→ **Given problem**
Reproduce all of the material exactly as shown.

### Data for this exercise ###

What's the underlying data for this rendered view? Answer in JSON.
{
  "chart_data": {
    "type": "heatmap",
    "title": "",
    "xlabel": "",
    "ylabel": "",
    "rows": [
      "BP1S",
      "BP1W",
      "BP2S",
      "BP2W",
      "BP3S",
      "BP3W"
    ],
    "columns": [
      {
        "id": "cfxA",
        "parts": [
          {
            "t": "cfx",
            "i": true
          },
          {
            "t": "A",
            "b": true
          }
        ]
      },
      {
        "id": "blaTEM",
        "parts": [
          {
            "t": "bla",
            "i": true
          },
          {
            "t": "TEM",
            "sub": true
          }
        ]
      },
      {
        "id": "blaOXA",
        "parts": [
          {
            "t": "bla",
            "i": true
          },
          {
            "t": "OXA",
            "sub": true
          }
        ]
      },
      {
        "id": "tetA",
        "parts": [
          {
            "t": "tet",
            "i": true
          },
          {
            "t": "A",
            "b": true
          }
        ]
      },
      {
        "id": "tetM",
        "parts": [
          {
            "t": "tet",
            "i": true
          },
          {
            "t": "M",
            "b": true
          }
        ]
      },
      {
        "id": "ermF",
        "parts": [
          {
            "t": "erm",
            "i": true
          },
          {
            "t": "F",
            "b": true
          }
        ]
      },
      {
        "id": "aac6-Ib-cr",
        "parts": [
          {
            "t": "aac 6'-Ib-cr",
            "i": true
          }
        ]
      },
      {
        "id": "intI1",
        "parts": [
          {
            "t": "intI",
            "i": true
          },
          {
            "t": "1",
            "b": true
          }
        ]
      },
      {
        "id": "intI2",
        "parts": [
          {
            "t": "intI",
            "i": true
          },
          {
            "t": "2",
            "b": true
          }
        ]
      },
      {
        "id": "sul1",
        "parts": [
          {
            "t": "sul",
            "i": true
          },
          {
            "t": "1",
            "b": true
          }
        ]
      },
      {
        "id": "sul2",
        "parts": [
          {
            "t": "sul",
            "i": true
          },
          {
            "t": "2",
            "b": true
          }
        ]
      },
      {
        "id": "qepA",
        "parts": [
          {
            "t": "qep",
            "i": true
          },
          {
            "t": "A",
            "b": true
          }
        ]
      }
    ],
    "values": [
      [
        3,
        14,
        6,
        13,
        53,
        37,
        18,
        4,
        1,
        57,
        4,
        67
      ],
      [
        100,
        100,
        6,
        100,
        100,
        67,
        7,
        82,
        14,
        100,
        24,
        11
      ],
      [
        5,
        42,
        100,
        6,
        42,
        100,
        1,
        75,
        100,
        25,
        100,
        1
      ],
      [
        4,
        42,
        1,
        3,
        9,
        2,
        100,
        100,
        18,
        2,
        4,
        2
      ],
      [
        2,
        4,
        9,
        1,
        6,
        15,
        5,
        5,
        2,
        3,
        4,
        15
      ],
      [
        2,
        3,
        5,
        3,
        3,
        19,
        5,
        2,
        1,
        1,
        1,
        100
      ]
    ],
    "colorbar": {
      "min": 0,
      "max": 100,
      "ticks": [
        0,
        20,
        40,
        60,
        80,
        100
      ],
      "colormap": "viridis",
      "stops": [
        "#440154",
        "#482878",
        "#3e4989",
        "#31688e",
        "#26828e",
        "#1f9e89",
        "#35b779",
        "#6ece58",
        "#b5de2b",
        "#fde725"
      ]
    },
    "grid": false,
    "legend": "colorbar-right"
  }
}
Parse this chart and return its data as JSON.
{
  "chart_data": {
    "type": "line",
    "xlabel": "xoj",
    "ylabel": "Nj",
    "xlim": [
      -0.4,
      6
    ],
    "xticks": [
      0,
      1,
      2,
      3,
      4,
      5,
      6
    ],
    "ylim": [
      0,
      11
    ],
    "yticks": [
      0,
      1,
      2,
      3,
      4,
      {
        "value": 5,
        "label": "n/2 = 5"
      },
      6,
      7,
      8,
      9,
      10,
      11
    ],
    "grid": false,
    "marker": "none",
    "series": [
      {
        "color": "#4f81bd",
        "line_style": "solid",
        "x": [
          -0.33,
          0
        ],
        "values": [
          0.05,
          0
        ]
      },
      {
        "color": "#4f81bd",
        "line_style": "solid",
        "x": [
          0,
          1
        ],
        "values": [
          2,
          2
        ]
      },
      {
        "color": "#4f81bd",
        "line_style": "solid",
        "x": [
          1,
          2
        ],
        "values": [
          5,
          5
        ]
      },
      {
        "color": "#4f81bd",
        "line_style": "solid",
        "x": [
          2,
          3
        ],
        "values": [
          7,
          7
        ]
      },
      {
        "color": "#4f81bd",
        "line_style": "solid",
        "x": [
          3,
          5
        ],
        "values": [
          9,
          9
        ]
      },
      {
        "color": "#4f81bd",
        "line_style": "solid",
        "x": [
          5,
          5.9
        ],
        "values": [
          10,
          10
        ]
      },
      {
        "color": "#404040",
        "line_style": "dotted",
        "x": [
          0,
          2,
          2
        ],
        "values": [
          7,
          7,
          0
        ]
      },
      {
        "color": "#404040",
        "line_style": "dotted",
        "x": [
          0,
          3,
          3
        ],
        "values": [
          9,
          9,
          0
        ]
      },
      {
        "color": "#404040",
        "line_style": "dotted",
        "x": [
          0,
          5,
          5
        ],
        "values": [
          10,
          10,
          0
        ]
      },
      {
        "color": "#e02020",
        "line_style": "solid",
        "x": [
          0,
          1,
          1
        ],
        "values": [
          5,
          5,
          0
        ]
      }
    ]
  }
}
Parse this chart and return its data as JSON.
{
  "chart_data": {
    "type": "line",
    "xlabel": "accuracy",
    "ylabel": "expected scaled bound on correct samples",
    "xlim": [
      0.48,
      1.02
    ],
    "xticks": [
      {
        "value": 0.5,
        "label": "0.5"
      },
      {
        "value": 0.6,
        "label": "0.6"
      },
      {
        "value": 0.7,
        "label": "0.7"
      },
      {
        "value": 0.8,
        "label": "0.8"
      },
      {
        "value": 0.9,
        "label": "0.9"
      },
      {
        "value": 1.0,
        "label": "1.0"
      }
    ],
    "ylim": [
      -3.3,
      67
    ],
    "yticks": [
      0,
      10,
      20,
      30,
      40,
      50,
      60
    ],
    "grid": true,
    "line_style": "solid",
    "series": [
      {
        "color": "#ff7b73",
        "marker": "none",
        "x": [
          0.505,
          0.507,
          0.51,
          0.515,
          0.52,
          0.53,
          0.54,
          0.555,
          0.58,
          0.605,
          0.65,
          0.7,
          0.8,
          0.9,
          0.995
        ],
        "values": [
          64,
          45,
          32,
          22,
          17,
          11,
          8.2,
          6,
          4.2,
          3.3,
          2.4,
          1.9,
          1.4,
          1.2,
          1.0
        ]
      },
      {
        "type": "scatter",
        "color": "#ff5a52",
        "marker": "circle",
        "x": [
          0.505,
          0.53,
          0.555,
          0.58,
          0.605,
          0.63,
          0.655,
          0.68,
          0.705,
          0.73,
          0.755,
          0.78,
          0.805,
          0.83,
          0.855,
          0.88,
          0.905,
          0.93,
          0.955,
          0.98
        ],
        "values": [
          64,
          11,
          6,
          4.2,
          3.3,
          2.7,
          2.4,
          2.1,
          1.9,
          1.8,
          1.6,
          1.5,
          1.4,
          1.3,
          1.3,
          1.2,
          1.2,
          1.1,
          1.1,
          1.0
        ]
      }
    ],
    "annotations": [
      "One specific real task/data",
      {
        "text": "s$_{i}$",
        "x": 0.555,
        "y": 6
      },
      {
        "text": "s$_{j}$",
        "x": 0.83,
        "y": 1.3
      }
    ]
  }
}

###

→ **Task answer**
What's the underlying data for this rendered view? Answer in JSON.
{
  "chart_data": {
    "type": "heatmap",
    "title": "",
    "xlabel": "",
    "ylabel": "",
    "rows": [
      "BP1S",
      "BP1W",
      "BP2S",
      "BP2W",
      "BP3S",
      "BP3W"
    ],
    "columns": [
      {
        "id": "cfxA",
        "parts": [
          {
            "t": "cfx",
            "i": true
          },
          {
            "t": "A",
            "b": true
          }
        ]
      },
      {
        "id": "blaTEM",
        "parts": [
          {
            "t": "bla",
            "i": true
          },
          {
            "t": "TEM",
            "sub": true
          }
        ]
      },
      {
        "id": "blaOXA",
        "parts": [
          {
            "t": "bla",
            "i": true
          },
          {
            "t": "OXA",
            "sub": true
          }
        ]
      },
      {
        "id": "tetA",
        "parts": [
          {
            "t": "tet",
            "i": true
          },
          {
            "t": "A",
            "b": true
          }
        ]
      },
      {
        "id": "tetM",
        "parts": [
          {
            "t": "tet",
            "i": true
          },
          {
            "t": "M",
            "b": true
          }
        ]
      },
      {
        "id": "ermF",
        "parts": [
          {
            "t": "erm",
            "i": true
          },
          {
            "t": "F",
            "b": true
          }
        ]
      },
      {
        "id": "aac6-Ib-cr",
        "parts": [
          {
            "t": "aac 6'-Ib-cr",
            "i": true
          }
        ]
      },
      {
        "id": "intI1",
        "parts": [
          {
            "t": "intI",
            "i": true
          },
          {
            "t": "1",
            "b": true
          }
        ]
      },
      {
        "id": "intI2",
        "parts": [
          {
            "t": "intI",
            "i": true
          },
          {
            "t": "2",
            "b": true
          }
        ]
      },
      {
        "id": "sul1",
        "parts": [
          {
            "t": "sul",
            "i": true
          },
          {
            "t": "1",
            "b": true
          }
        ]
      },
      {
        "id": "sul2",
        "parts": [
          {
            "t": "sul",
            "i": true
          },
          {
            "t": "2",
            "b": true
          }
        ]
      },
      {
        "id": "qepA",
        "parts": [
          {
            "t": "qep",
            "i": true
          },
          {
            "t": "A",
            "b": true
          }
        ]
      }
    ],
    "values": [
      [
        3,
        14,
        6,
        13,
        53,
        37,
        18,
        4,
        1,
        57,
        4,
        67
      ],
      [
        100,
        100,
        6,
        100,
        100,
        67,
        7,
        82,
        14,
        100,
        24,
        11
      ],
      [
        5,
        42,
        100,
        6,
        42,
        100,
        1,
        75,
        100,
        25,
        100,
        1
      ],
      [
        4,
        42,
        1,
        3,
        9,
        2,
        100,
        100,
        18,
        2,
        4,
        2
      ],
      [
        2,
        4,
        9,
        1,
        6,
        15,
        5,
        5,
        2,
        3,
        4,
        15
      ],
      [
        2,
        3,
        5,
        3,
        3,
        19,
        5,
        2,
        1,
        1,
        1,
        100
      ]
    ],
    "colorbar": {
      "min": 0,
      "max": 100,
      "ticks": [
        0,
        20,
        40,
        60,
        80,
        100
      ],
      "colormap": "viridis",
      "stops": [
        "#440154",
        "#482878",
        "#3e4989",
        "#31688e",
        "#26828e",
        "#1f9e89",
        "#35b779",
        "#6ece58",
        "#b5de2b",
        "#fde725"
      ]
    },
    "grid": false,
    "legend": "colorbar-right"
  }
}
Parse this chart and return its data as JSON.
{
  "chart_data": {
    "type": "line",
    "xlabel": "xoj",
    "ylabel": "Nj",
    "xlim": [
      -0.4,
      6
    ],
    "xticks": [
      0,
      1,
      2,
      3,
      4,
      5,
      6
    ],
    "ylim": [
      0,
      11
    ],
    "yticks": [
      0,
      1,
      2,
      3,
      4,
      {
        "value": 5,
        "label": "n/2 = 5"
      },
      6,
      7,
      8,
      9,
      10,
      11
    ],
    "grid": false,
    "marker": "none",
    "series": [
      {
        "color": "#4f81bd",
        "line_style": "solid",
        "x": [
          -0.33,
          0
        ],
        "values": [
          0.05,
          0
        ]
      },
      {
        "color": "#4f81bd",
        "line_style": "solid",
        "x": [
          0,
          1
        ],
        "values": [
          2,
          2
        ]
      },
      {
        "color": "#4f81bd",
        "line_style": "solid",
        "x": [
          1,
          2
        ],
        "values": [
          5,
          5
        ]
      },
      {
        "color": "#4f81bd",
        "line_style": "solid",
        "x": [
          2,
          3
        ],
        "values": [
          7,
          7
        ]
      },
      {
        "color": "#4f81bd",
        "line_style": "solid",
        "x": [
          3,
          5
        ],
        "values": [
          9,
          9
        ]
      },
      {
        "color": "#4f81bd",
        "line_style": "solid",
        "x": [
          5,
          5.9
        ],
        "values": [
          10,
          10
        ]
      },
      {
        "color": "#404040",
        "line_style": "dotted",
        "x": [
          0,
          2,
          2
        ],
        "values": [
          7,
          7,
          0
        ]
      },
      {
        "color": "#404040",
        "line_style": "dotted",
        "x": [
          0,
          3,
          3
        ],
        "values": [
          9,
          9,
          0
        ]
      },
      {
        "color": "#404040",
        "line_style": "dotted",
        "x": [
          0,
          5,
          5
        ],
        "values": [
          10,
          10,
          0
        ]
      },
      {
        "color": "#e02020",
        "line_style": "solid",
        "x": [
          0,
          1,
          1
        ],
        "values": [
          5,
          5,
          0
        ]
      }
    ]
  }
}
Parse this chart and return its data as JSON.
{
  "chart_data": {
    "type": "line",
    "xlabel": "accuracy",
    "ylabel": "expected scaled bound on correct samples",
    "xlim": [
      0.48,
      1.02
    ],
    "xticks": [
      {
        "value": 0.5,
        "label": "0.5"
      },
      {
        "value": 0.6,
        "label": "0.6"
      },
      {
        "value": 0.7,
        "label": "0.7"
      },
      {
        "value": 0.8,
        "label": "0.8"
      },
      {
        "value": 0.9,
        "label": "0.9"
      },
      {
        "value": 1.0,
        "label": "1.0"
      }
    ],
    "ylim": [
      -3.3,
      67
    ],
    "yticks": [
      0,
      10,
      20,
      30,
      40,
      50,
      60
    ],
    "grid": true,
    "line_style": "solid",
    "series": [
      {
        "color": "#ff7b73",
        "marker": "none",
        "x": [
          0.505,
          0.507,
          0.51,
          0.515,
          0.52,
          0.53,
          0.54,
          0.555,
          0.58,
          0.605,
          0.65,
          0.7,
          0.8,
          0.9,
          0.995
        ],
        "values": [
          64,
          45,
          32,
          22,
          17,
          11,
          8.2,
          6,
          4.2,
          3.3,
          2.4,
          1.9,
          1.4,
          1.2,
          1.0
        ]
      },
      {
        "type": "scatter",
        "color": "#ff5a52",
        "marker": "circle",
        "x": [
          0.505,
          0.53,
          0.555,
          0.58,
          0.605,
          0.63,
          0.655,
          0.68,
          0.705,
          0.73,
          0.755,
          0.78,
          0.805,
          0.83,
          0.855,
          0.88,
          0.905,
          0.93,
          0.955,
          0.98
        ],
        "values": [
          64,
          11,
          6,
          4.2,
          3.3,
          2.7,
          2.4,
          2.1,
          1.9,
          1.8,
          1.6,
          1.5,
          1.4,
          1.3,
          1.3,
          1.2,
          1.2,
          1.1,
          1.1,
          1.0
        ]
      }
    ],
    "annotations": [
      "One specific real task/data",
      {
        "text": "s$_{i}$",
        "x": 0.555,
        "y": 6
      },
      {
        "text": "s$_{j}$",
        "x": 0.83,
        "y": 1.3
      }
    ]
  }
}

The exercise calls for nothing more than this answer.